RECORDS SHOWN

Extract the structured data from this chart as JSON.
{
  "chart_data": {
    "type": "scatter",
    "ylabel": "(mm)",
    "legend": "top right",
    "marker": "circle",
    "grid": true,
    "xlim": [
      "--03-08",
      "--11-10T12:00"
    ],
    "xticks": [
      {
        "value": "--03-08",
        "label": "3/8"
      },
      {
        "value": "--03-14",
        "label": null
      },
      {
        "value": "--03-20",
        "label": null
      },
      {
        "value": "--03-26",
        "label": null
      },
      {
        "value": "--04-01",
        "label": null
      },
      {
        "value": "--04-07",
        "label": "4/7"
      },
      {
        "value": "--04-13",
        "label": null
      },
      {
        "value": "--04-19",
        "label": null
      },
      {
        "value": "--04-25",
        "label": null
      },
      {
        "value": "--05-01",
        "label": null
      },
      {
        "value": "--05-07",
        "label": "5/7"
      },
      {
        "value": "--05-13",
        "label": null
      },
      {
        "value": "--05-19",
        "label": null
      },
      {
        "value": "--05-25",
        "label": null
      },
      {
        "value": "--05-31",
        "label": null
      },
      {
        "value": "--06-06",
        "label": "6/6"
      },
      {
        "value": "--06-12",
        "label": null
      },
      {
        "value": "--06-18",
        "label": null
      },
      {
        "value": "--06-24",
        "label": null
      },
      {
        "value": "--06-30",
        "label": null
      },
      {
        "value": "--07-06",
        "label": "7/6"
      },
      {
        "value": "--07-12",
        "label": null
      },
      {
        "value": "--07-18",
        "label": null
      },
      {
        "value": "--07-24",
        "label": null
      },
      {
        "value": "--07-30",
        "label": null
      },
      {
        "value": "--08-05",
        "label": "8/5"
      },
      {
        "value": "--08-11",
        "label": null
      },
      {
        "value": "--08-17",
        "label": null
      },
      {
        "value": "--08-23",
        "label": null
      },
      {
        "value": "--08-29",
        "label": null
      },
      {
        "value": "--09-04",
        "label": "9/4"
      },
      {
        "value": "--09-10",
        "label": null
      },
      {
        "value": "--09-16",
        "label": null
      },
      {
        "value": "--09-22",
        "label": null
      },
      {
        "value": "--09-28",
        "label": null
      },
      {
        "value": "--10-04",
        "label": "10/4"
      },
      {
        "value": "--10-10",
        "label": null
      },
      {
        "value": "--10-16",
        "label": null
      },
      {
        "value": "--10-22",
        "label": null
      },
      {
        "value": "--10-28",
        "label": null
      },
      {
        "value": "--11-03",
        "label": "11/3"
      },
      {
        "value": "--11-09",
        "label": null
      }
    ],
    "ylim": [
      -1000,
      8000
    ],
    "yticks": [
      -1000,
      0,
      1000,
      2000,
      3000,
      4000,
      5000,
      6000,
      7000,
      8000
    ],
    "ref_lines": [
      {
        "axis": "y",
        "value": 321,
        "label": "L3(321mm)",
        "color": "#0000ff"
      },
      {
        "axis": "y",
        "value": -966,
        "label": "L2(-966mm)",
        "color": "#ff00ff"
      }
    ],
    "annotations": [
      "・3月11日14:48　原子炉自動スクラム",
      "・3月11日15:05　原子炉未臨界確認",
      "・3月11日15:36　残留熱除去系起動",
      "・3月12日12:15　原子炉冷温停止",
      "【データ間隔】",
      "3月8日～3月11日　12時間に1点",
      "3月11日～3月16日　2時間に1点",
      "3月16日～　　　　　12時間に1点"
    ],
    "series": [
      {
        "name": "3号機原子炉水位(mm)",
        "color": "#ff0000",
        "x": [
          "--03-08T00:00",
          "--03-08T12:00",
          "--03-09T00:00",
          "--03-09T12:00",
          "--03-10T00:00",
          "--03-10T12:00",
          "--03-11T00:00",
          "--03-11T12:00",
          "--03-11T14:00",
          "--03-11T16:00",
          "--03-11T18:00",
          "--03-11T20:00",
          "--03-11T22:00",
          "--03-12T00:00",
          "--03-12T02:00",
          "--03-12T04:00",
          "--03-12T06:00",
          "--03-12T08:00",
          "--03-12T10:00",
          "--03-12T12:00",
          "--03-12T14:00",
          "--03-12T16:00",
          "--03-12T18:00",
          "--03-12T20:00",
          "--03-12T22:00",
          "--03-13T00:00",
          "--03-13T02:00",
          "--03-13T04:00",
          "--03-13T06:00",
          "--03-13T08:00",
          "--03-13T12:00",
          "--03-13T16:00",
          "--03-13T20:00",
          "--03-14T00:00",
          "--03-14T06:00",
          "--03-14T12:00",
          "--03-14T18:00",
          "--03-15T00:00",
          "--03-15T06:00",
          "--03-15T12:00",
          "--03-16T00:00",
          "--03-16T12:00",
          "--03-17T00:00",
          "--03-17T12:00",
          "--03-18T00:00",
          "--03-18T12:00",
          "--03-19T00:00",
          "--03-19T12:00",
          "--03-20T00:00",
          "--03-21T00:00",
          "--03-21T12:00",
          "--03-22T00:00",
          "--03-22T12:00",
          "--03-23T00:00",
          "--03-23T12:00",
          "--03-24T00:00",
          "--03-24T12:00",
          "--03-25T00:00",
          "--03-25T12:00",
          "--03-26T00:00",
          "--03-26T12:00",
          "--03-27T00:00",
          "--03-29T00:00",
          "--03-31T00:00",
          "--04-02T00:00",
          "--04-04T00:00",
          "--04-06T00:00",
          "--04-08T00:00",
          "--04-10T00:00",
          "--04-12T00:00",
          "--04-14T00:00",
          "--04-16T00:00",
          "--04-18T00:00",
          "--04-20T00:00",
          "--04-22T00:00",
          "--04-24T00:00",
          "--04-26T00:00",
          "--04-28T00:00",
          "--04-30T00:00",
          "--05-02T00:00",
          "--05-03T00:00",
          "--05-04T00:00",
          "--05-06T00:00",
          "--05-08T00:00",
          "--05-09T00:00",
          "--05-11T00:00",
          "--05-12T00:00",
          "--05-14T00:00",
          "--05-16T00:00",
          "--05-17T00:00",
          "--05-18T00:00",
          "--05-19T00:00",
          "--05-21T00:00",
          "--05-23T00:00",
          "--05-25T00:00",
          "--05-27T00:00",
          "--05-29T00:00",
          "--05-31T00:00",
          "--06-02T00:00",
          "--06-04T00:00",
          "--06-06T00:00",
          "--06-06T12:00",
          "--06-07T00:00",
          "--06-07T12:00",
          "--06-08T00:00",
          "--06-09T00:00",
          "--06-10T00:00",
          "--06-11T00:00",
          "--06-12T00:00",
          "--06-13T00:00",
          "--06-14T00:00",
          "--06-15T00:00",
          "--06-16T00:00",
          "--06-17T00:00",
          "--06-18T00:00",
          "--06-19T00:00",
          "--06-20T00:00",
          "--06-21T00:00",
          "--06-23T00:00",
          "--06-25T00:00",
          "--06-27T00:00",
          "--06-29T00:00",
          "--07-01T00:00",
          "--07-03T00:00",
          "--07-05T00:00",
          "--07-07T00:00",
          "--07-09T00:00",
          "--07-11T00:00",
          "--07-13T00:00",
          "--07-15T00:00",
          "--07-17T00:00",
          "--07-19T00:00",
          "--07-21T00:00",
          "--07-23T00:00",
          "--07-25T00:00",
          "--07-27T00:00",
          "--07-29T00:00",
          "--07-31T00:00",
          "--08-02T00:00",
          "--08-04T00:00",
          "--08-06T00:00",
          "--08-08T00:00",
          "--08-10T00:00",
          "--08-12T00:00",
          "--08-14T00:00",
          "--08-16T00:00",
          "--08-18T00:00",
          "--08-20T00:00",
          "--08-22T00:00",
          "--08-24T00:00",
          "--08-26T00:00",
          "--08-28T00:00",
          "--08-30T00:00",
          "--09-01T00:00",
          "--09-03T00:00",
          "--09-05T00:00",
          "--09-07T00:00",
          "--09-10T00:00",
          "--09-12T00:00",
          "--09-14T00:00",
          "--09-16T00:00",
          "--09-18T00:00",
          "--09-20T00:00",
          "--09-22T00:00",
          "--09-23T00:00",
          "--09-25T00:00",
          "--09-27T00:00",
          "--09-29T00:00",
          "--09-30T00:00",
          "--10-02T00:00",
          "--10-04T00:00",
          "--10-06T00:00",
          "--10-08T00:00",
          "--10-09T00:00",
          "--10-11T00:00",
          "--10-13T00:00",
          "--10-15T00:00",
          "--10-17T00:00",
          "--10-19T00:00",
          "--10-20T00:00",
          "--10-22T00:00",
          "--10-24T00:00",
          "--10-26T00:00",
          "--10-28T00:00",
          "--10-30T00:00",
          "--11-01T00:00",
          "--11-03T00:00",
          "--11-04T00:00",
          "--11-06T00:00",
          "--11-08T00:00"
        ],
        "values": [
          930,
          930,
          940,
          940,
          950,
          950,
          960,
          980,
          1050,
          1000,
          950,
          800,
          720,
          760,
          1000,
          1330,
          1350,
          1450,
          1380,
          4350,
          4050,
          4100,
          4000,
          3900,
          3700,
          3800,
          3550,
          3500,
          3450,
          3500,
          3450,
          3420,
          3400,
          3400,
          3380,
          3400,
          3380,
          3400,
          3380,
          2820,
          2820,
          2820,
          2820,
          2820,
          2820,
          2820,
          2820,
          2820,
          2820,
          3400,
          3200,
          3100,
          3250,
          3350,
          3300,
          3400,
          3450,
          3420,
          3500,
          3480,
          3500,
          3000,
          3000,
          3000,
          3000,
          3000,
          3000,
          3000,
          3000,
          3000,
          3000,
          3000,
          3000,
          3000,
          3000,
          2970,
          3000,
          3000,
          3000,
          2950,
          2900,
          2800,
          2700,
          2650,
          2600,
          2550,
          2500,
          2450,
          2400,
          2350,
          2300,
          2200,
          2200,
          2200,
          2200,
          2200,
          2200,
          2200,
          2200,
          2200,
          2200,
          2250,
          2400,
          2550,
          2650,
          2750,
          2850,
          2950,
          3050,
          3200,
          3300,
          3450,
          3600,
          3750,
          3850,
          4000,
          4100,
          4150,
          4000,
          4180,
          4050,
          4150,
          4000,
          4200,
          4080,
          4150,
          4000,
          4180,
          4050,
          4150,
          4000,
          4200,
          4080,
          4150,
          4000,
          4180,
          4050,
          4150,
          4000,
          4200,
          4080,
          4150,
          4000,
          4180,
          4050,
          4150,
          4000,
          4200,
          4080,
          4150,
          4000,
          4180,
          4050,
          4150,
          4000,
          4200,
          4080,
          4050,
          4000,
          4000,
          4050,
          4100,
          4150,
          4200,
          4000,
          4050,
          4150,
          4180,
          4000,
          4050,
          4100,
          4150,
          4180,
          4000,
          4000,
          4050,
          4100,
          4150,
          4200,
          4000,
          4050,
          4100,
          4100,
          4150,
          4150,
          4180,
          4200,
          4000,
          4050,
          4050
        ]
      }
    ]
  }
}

WHAT NEEDS TO BE DONE
Copy each line above that contains the word "color".

COMPLETED TASK
        "color": "#0000ff"
        "color": "#ff00ff"
        "color": "#ff0000",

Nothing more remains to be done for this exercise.